- **Task instructions**
The entries below should be quoted exactly, with no pictures carried over.

- **Records shown**
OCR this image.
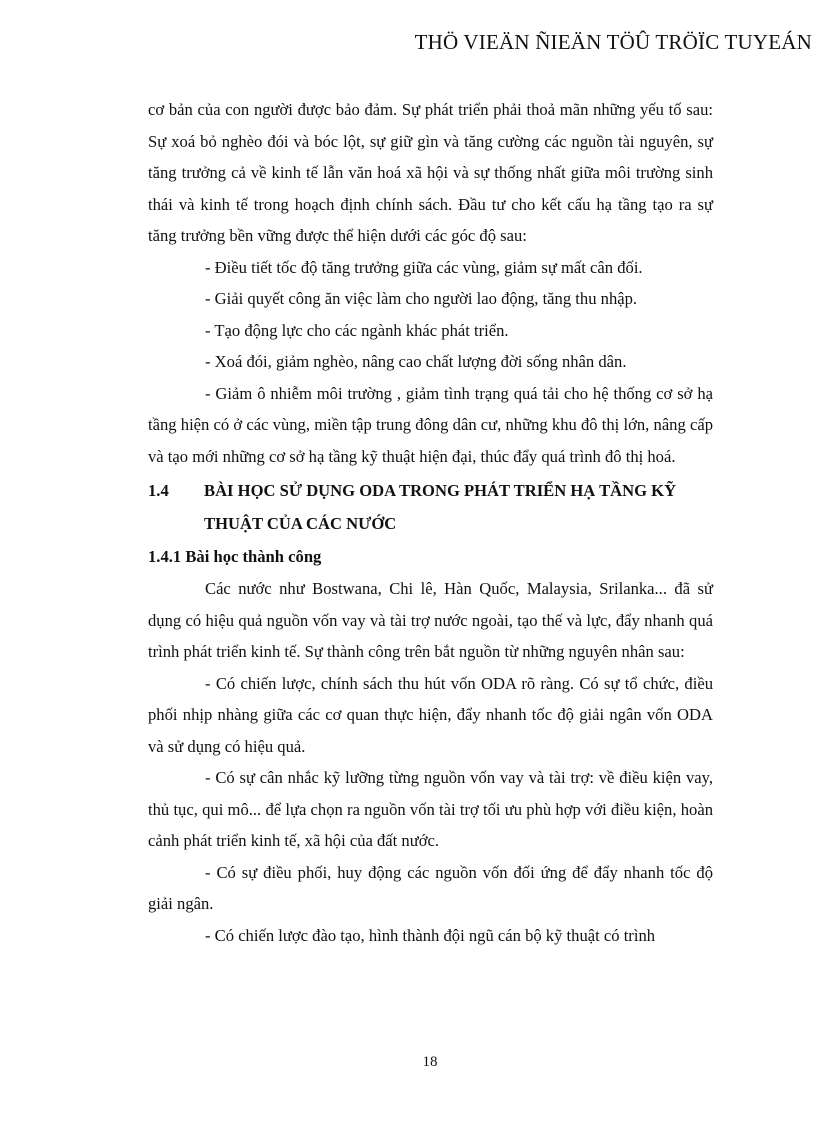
THÖ VIEÄN ÑIEÄN TÖÛ TRÖÏC TUYEÁN

cơ bản của con người được bảo đảm. Sự phát triển phải thoả mãn những yếu tố sau: Sự xoá bỏ nghèo đói và bóc lột, sự giữ gìn và tăng cường các nguồn tài nguyên, sự tăng trưởng cả về kinh tế lẫn văn hoá xã hội và sự thống nhất giữa môi trường sinh thái và kinh tế trong hoạch định chính sách. Đầu tư cho kết cấu hạ tầng tạo ra sự tăng trưởng bền vững được thể hiện dưới các góc độ sau:

- Điều tiết tốc độ tăng trưởng giữa các vùng, giảm sự mất cân đối.

- Giải quyết công ăn việc làm cho người lao động, tăng thu nhập.

- Tạo động lực cho các ngành khác phát triển.

- Xoá đói, giảm nghèo, nâng cao chất lượng đời sống nhân dân.

- Giảm ô nhiễm môi trường , giảm tình trạng quá tải cho hệ thống cơ sở hạ tầng hiện có ở các vùng, miền tập trung đông dân cư, những khu đô thị lớn, nâng cấp và tạo mới những cơ sở hạ tầng kỹ thuật hiện đại, thúc đẩy quá trình đô thị hoá.

1.4	BÀI HỌC SỬ DỤNG ODA TRONG PHÁT TRIỂN HẠ TẦNG KỸ THUẬT CỦA CÁC NƯỚC

1.4.1 Bài học thành công

Các nước như Bostwana, Chi lê, Hàn Quốc, Malaysia, Srilanka... đã sử dụng có hiệu quả nguồn vốn vay và tài trợ nước ngoài, tạo thế và lực, đẩy nhanh quá trình phát triển kinh tế. Sự thành công trên bắt nguồn từ những nguyên nhân sau:

- Có chiến lược, chính sách thu hút vốn ODA rõ ràng. Có sự tổ chức, điều phối nhịp nhàng giữa các cơ quan thực hiện, đẩy nhanh tốc độ giải ngân vốn ODA và sử dụng có hiệu quả.

- Có sự cân nhắc kỹ lưỡng từng nguồn vốn vay và tài trợ: về điều kiện vay, thủ tục, qui mô... để lựa chọn ra nguồn vốn tài trợ tối ưu phù hợp với điều kiện, hoàn cảnh phát triển kinh tế, xã hội của đất nước.

- Có sự điều phối, huy động các nguồn vốn đối ứng để đẩy nhanh tốc độ giải ngân.

- Có chiến lược đào tạo, hình thành đội ngũ cán bộ kỹ thuật có trình

18
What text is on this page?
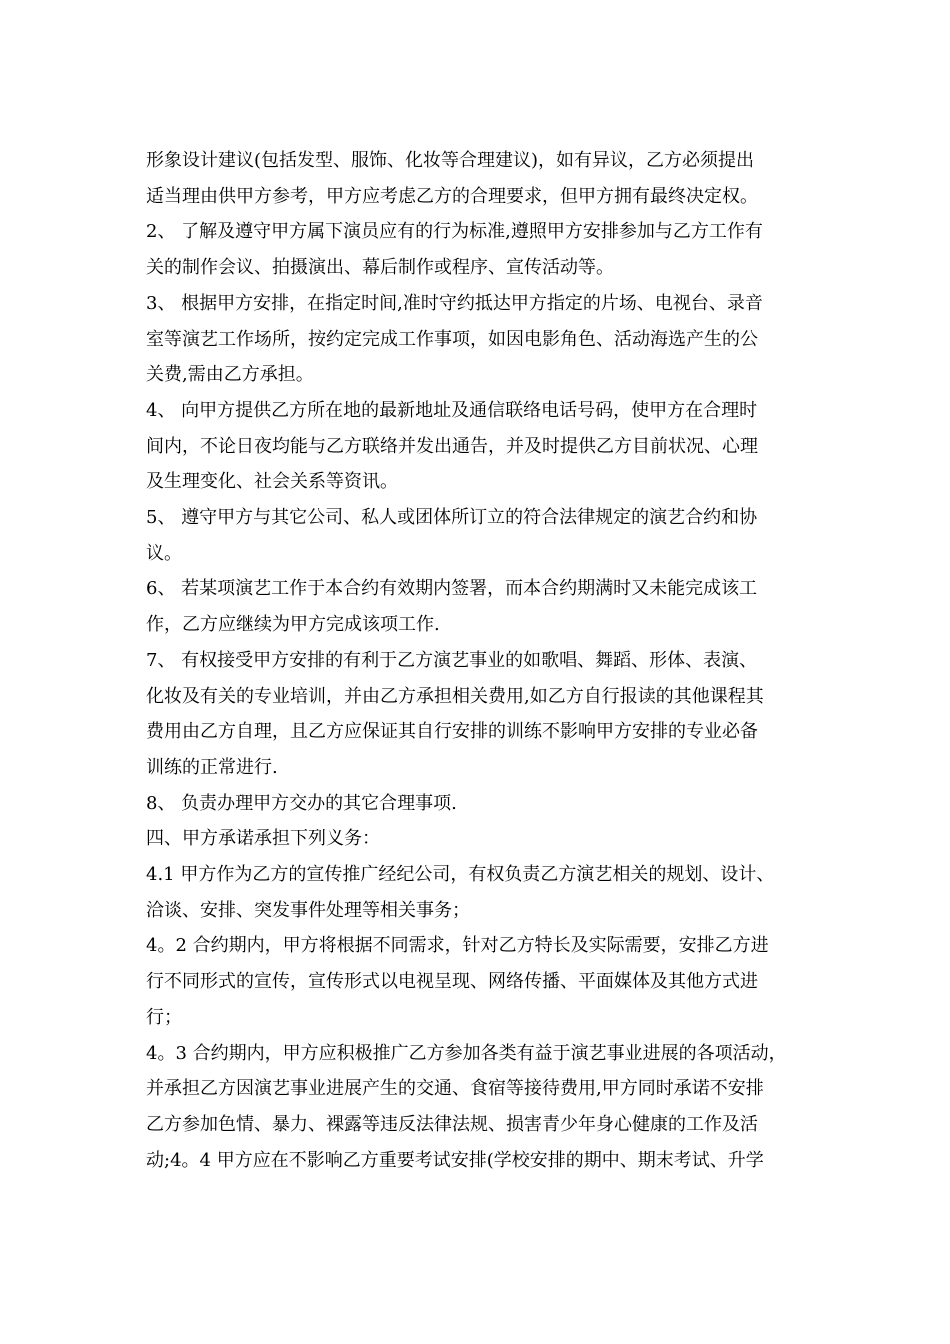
形象设计建议(包括发型、服饰、化妆等合理建议)，如有异议，乙方必须提出

适当理由供甲方参考，甲方应考虑乙方的合理要求，但甲方拥有最终决定权。

2、 了解及遵守甲方属下演员应有的行为标准,遵照甲方安排参加与乙方工作有

关的制作会议、拍摄演出、幕后制作或程序、宣传活动等。

3、 根据甲方安排，在指定时间,准时守约抵达甲方指定的片场、电视台、录音

室等演艺工作场所，按约定完成工作事项，如因电影角色、活动海选产生的公

关费,需由乙方承担。

4、 向甲方提供乙方所在地的最新地址及通信联络电话号码，使甲方在合理时

间内，不论日夜均能与乙方联络并发出通告，并及时提供乙方目前状况、心理

及生理变化、社会关系等资讯。

5、 遵守甲方与其它公司、私人或团体所订立的符合法律规定的演艺合约和协

议。

6、 若某项演艺工作于本合约有效期内签署，而本合约期满时又未能完成该工

作，乙方应继续为甲方完成该项工作.

7、 有权接受甲方安排的有利于乙方演艺事业的如歌唱、舞蹈、形体、表演、

化妆及有关的专业培训，并由乙方承担相关费用,如乙方自行报读的其他课程其

费用由乙方自理，且乙方应保证其自行安排的训练不影响甲方安排的专业必备

训练的正常进行.

8、 负责办理甲方交办的其它合理事项.

四、甲方承诺承担下列义务：

4.1 甲方作为乙方的宣传推广经纪公司，有权负责乙方演艺相关的规划、设计、

洽谈、安排、突发事件处理等相关事务；

4。2 合约期内，甲方将根据不同需求，针对乙方特长及实际需要，安排乙方进

行不同形式的宣传，宣传形式以电视呈现、网络传播、平面媒体及其他方式进

行；

4。3 合约期内，甲方应积极推广乙方参加各类有益于演艺事业进展的各项活动，

并承担乙方因演艺事业进展产生的交通、食宿等接待费用,甲方同时承诺不安排

乙方参加色情、暴力、裸露等违反法律法规、损害青少年身心健康的工作及活

动;4。4 甲方应在不影响乙方重要考试安排(学校安排的期中、期末考试、升学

- **The completed task**
OCR this image.
THÖ VIEÄN ÑIEÄN TÖÛ TRÖÏC TUYEÁN

cơ bản của con người được bảo đảm. Sự phát triển phải thoả mãn những yếu tố sau: Sự xoá bỏ nghèo đói và bóc lột, sự giữ gìn và tăng cường các nguồn tài nguyên, sự tăng trưởng cả về kinh tế lẫn văn hoá xã hội và sự thống nhất giữa môi trường sinh thái và kinh tế trong hoạch định chính sách. Đầu tư cho kết cấu hạ tầng tạo ra sự tăng trưởng bền vững được thể hiện dưới các góc độ sau:

- Điều tiết tốc độ tăng trưởng giữa các vùng, giảm sự mất cân đối.

- Giải quyết công ăn việc làm cho người lao động, tăng thu nhập.

- Tạo động lực cho các ngành khác phát triển.

- Xoá đói, giảm nghèo, nâng cao chất lượng đời sống nhân dân.

- Giảm ô nhiễm môi trường , giảm tình trạng quá tải cho hệ thống cơ sở hạ tầng hiện có ở các vùng, miền tập trung đông dân cư, những khu đô thị lớn, nâng cấp và tạo mới những cơ sở hạ tầng kỹ thuật hiện đại, thúc đẩy quá trình đô thị hoá.

1.4	BÀI HỌC SỬ DỤNG ODA TRONG PHÁT TRIỂN HẠ TẦNG KỸ THUẬT CỦA CÁC NƯỚC

1.4.1 Bài học thành công

Các nước như Bostwana, Chi lê, Hàn Quốc, Malaysia, Srilanka... đã sử dụng có hiệu quả nguồn vốn vay và tài trợ nước ngoài, tạo thế và lực, đẩy nhanh quá trình phát triển kinh tế. Sự thành công trên bắt nguồn từ những nguyên nhân sau:

- Có chiến lược, chính sách thu hút vốn ODA rõ ràng. Có sự tổ chức, điều phối nhịp nhàng giữa các cơ quan thực hiện, đẩy nhanh tốc độ giải ngân vốn ODA và sử dụng có hiệu quả.

- Có sự cân nhắc kỹ lưỡng từng nguồn vốn vay và tài trợ: về điều kiện vay, thủ tục, qui mô... để lựa chọn ra nguồn vốn tài trợ tối ưu phù hợp với điều kiện, hoàn cảnh phát triển kinh tế, xã hội của đất nước.

- Có sự điều phối, huy động các nguồn vốn đối ứng để đẩy nhanh tốc độ giải ngân.

- Có chiến lược đào tạo, hình thành đội ngũ cán bộ kỹ thuật có trình

18
What text is on this page?
形象设计建议(包括发型、服饰、化妆等合理建议)，如有异议，乙方必须提出

适当理由供甲方参考，甲方应考虑乙方的合理要求，但甲方拥有最终决定权。

2、 了解及遵守甲方属下演员应有的行为标准,遵照甲方安排参加与乙方工作有

关的制作会议、拍摄演出、幕后制作或程序、宣传活动等。

3、 根据甲方安排，在指定时间,准时守约抵达甲方指定的片场、电视台、录音

室等演艺工作场所，按约定完成工作事项，如因电影角色、活动海选产生的公

关费,需由乙方承担。

4、 向甲方提供乙方所在地的最新地址及通信联络电话号码，使甲方在合理时

间内，不论日夜均能与乙方联络并发出通告，并及时提供乙方目前状况、心理

及生理变化、社会关系等资讯。

5、 遵守甲方与其它公司、私人或团体所订立的符合法律规定的演艺合约和协

议。

6、 若某项演艺工作于本合约有效期内签署，而本合约期满时又未能完成该工

作，乙方应继续为甲方完成该项工作.

7、 有权接受甲方安排的有利于乙方演艺事业的如歌唱、舞蹈、形体、表演、

化妆及有关的专业培训，并由乙方承担相关费用,如乙方自行报读的其他课程其

费用由乙方自理，且乙方应保证其自行安排的训练不影响甲方安排的专业必备

训练的正常进行.

8、 负责办理甲方交办的其它合理事项.

四、甲方承诺承担下列义务：

4.1 甲方作为乙方的宣传推广经纪公司，有权负责乙方演艺相关的规划、设计、

洽谈、安排、突发事件处理等相关事务；

4。2 合约期内，甲方将根据不同需求，针对乙方特长及实际需要，安排乙方进

行不同形式的宣传，宣传形式以电视呈现、网络传播、平面媒体及其他方式进

行；

4。3 合约期内，甲方应积极推广乙方参加各类有益于演艺事业进展的各项活动，

并承担乙方因演艺事业进展产生的交通、食宿等接待费用,甲方同时承诺不安排

乙方参加色情、暴力、裸露等违反法律法规、损害青少年身心健康的工作及活

动;4。4 甲方应在不影响乙方重要考试安排(学校安排的期中、期末考试、升学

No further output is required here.